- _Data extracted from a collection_
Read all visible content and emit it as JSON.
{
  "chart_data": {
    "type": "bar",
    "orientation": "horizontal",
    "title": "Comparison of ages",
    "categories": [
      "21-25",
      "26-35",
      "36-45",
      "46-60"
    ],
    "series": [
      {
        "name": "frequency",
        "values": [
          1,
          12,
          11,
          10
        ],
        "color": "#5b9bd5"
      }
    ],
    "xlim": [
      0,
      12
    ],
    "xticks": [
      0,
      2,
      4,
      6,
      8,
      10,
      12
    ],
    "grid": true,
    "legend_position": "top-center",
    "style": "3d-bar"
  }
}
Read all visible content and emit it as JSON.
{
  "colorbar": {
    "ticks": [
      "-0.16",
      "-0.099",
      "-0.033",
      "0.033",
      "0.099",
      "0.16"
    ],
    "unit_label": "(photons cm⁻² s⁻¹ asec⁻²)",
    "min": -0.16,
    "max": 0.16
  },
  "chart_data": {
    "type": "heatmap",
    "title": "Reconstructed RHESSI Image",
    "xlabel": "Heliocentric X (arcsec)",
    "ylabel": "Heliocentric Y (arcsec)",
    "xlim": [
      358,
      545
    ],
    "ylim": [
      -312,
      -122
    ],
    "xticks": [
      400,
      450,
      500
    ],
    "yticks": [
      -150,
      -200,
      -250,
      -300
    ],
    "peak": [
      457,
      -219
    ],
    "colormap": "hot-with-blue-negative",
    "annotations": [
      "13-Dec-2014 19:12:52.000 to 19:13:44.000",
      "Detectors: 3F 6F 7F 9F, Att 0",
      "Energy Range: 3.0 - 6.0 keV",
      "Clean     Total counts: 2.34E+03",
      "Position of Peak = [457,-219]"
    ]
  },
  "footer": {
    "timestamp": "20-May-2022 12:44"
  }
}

- _DIRECTIVE_
Print back all the lines verbatim.

- _OUTPUT FOR THIS EXERCISE_
Read all visible content and emit it as JSON.
{
  "chart_data": {
    "type": "bar",
    "orientation": "horizontal",
    "title": "Comparison of ages",
    "categories": [
      "21-25",
      "26-35",
      "36-45",
      "46-60"
    ],
    "series": [
      {
        "name": "frequency",
        "values": [
          1,
          12,
          11,
          10
        ],
        "color": "#5b9bd5"
      }
    ],
    "xlim": [
      0,
      12
    ],
    "xticks": [
      0,
      2,
      4,
      6,
      8,
      10,
      12
    ],
    "grid": true,
    "legend_position": "top-center",
    "style": "3d-bar"
  }
}
Read all visible content and emit it as JSON.
{
  "colorbar": {
    "ticks": [
      "-0.16",
      "-0.099",
      "-0.033",
      "0.033",
      "0.099",
      "0.16"
    ],
    "unit_label": "(photons cm⁻² s⁻¹ asec⁻²)",
    "min": -0.16,
    "max": 0.16
  },
  "chart_data": {
    "type": "heatmap",
    "title": "Reconstructed RHESSI Image",
    "xlabel": "Heliocentric X (arcsec)",
    "ylabel": "Heliocentric Y (arcsec)",
    "xlim": [
      358,
      545
    ],
    "ylim": [
      -312,
      -122
    ],
    "xticks": [
      400,
      450,
      500
    ],
    "yticks": [
      -150,
      -200,
      -250,
      -300
    ],
    "peak": [
      457,
      -219
    ],
    "colormap": "hot-with-blue-negative",
    "annotations": [
      "13-Dec-2014 19:12:52.000 to 19:13:44.000",
      "Detectors: 3F 6F 7F 9F, Att 0",
      "Energy Range: 3.0 - 6.0 keV",
      "Clean     Total counts: 2.34E+03",
      "Position of Peak = [457,-219]"
    ]
  },
  "footer": {
    "timestamp": "20-May-2022 12:44"
  }
}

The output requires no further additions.